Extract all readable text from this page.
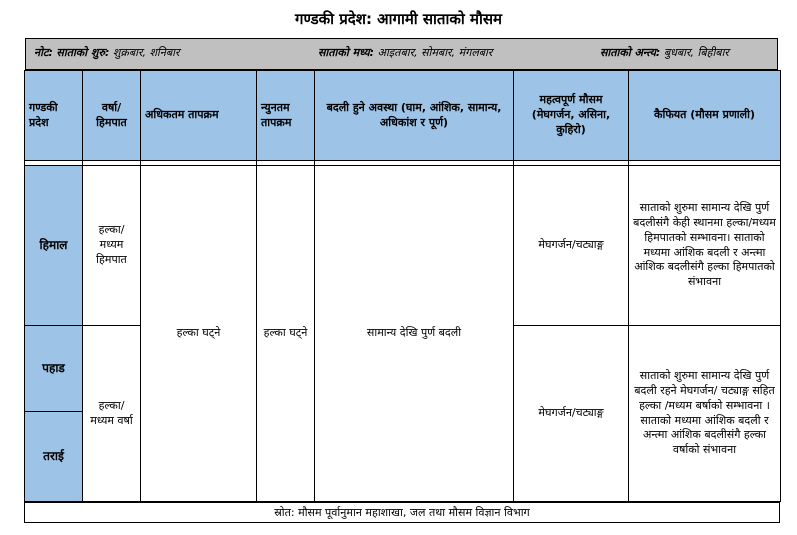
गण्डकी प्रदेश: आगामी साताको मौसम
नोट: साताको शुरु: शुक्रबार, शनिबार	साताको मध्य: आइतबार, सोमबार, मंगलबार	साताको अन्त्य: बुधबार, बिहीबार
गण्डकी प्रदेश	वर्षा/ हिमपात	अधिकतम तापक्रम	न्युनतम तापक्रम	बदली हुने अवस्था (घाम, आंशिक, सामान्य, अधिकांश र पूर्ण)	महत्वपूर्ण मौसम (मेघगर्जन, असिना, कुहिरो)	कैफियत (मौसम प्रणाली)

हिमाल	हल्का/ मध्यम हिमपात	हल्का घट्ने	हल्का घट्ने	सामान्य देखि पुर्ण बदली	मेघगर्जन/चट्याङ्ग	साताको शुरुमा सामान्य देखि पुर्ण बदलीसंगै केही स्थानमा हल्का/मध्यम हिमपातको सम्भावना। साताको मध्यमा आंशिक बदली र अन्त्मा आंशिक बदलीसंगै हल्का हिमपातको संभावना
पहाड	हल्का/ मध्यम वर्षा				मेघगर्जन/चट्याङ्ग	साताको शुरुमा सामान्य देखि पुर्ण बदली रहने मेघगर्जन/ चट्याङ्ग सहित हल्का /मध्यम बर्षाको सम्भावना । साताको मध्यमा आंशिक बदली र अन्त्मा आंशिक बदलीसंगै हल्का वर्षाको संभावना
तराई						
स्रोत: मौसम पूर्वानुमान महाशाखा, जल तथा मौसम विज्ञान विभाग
--
## Aim of the exercise
Pictures are excluded; repeat every record exactly.

## Reply to the task
Extract all readable text from this page.
गण्डकी प्रदेश: आगामी साताको मौसम
नोट: साताको शुरु: शुक्रबार, शनिबार	साताको मध्य: आइतबार, सोमबार, मंगलबार	साताको अन्त्य: बुधबार, बिहीबार
गण्डकी प्रदेश	वर्षा/ हिमपात	अधिकतम तापक्रम	न्युनतम तापक्रम	बदली हुने अवस्था (घाम, आंशिक, सामान्य, अधिकांश र पूर्ण)	महत्वपूर्ण मौसम (मेघगर्जन, असिना, कुहिरो)	कैफियत (मौसम प्रणाली)

हिमाल	हल्का/ मध्यम हिमपात	हल्का घट्ने	हल्का घट्ने	सामान्य देखि पुर्ण बदली	मेघगर्जन/चट्याङ्ग	साताको शुरुमा सामान्य देखि पुर्ण बदलीसंगै केही स्थानमा हल्का/मध्यम हिमपातको सम्भावना। साताको मध्यमा आंशिक बदली र अन्त्मा आंशिक बदलीसंगै हल्का हिमपातको संभावना
पहाड	हल्का/ मध्यम वर्षा				मेघगर्जन/चट्याङ्ग	साताको शुरुमा सामान्य देखि पुर्ण बदली रहने मेघगर्जन/ चट्याङ्ग सहित हल्का /मध्यम बर्षाको सम्भावना । साताको मध्यमा आंशिक बदली र अन्त्मा आंशिक बदलीसंगै हल्का वर्षाको संभावना
तराई						
स्रोत: मौसम पूर्वानुमान महाशाखा, जल तथा मौसम विज्ञान विभाग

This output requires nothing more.